** BEGIN Listed records **
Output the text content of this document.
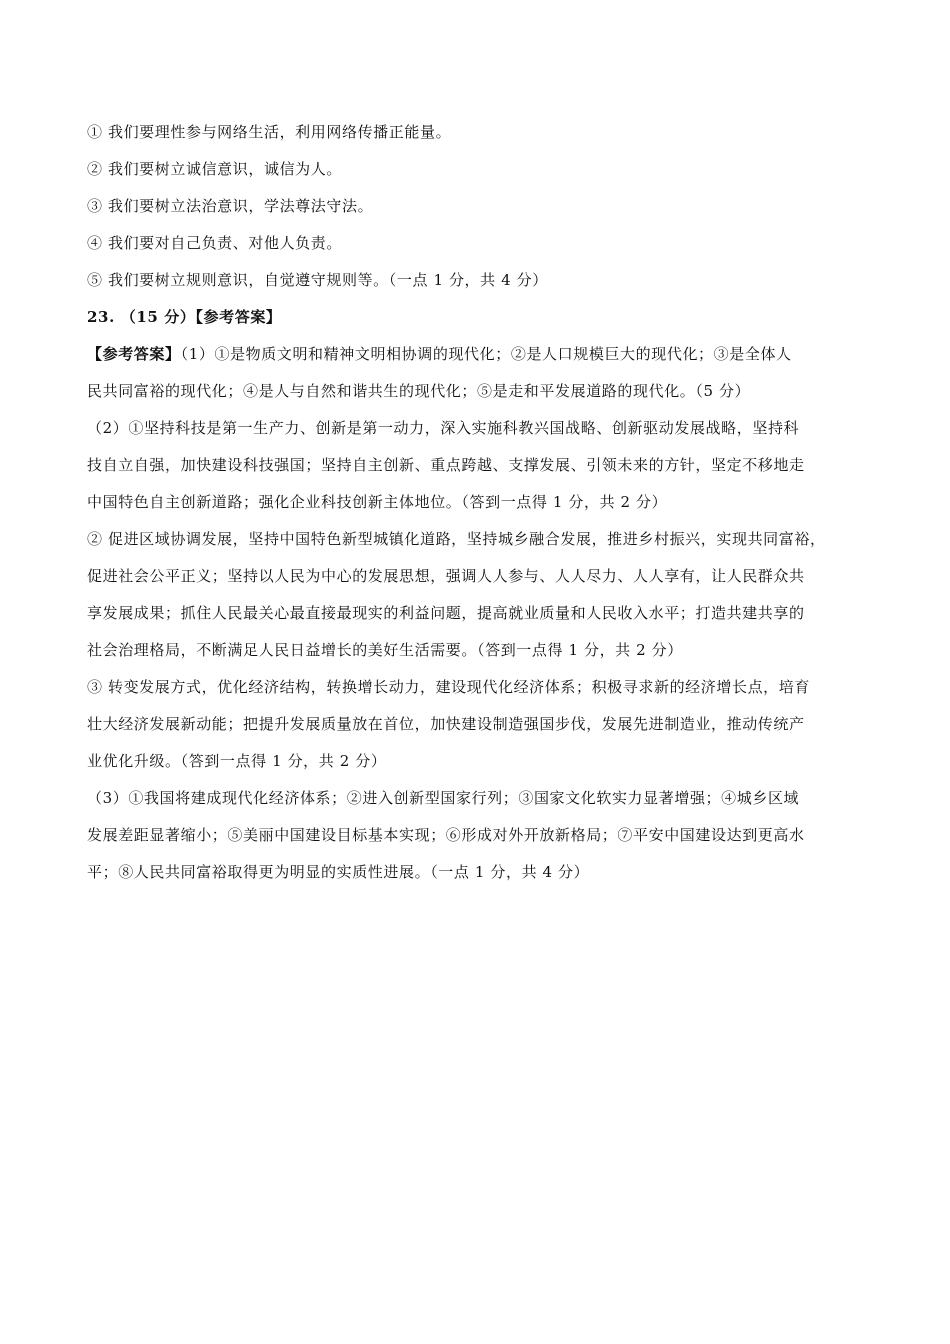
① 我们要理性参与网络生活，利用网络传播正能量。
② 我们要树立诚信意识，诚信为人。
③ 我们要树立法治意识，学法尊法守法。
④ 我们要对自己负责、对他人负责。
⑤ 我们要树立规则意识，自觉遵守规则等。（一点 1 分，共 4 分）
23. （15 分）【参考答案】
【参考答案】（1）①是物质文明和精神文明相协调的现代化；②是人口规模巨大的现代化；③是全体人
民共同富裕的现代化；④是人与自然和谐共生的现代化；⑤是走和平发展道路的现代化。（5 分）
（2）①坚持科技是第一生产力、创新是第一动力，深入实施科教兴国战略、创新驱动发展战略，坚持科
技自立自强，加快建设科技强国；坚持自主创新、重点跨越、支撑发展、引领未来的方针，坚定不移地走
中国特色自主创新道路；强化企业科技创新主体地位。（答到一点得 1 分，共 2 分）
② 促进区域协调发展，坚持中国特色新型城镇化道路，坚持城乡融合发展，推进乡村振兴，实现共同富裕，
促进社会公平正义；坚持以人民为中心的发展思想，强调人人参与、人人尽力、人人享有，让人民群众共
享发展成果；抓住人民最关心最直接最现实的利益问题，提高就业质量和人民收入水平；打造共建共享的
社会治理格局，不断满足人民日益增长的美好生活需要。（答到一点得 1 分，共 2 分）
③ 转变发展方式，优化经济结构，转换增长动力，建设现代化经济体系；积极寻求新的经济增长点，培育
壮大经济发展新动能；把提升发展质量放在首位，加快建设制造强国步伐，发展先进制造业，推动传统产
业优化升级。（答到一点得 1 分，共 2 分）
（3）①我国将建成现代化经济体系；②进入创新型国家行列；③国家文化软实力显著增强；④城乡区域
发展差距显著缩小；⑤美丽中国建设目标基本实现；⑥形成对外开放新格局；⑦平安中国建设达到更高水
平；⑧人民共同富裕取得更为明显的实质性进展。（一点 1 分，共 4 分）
** END Listed records **
** BEGIN Listed records **
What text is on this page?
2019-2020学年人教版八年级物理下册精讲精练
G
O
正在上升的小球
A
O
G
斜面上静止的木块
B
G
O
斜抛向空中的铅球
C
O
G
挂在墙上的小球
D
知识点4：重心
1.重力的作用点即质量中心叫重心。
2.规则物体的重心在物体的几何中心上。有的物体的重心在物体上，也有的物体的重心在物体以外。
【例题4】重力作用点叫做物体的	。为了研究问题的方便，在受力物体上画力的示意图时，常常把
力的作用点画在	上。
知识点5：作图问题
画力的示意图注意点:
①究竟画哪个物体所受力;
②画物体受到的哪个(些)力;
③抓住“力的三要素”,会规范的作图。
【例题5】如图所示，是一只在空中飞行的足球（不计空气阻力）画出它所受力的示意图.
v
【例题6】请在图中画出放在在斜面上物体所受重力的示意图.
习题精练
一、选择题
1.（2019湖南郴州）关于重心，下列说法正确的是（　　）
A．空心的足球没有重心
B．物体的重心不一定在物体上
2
** END Listed records **
## [Work to complete]
Read the entries and pick out all lines that include the word "答到一点得".

## [Solution for this task]
中国特色自主创新道路；强化企业科技创新主体地位。（答到一点得 1 分，共 2 分）
社会治理格局，不断满足人民日益增长的美好生活需要。（答到一点得 1 分，共 2 分）
业优化升级。（答到一点得 1 分，共 2 分）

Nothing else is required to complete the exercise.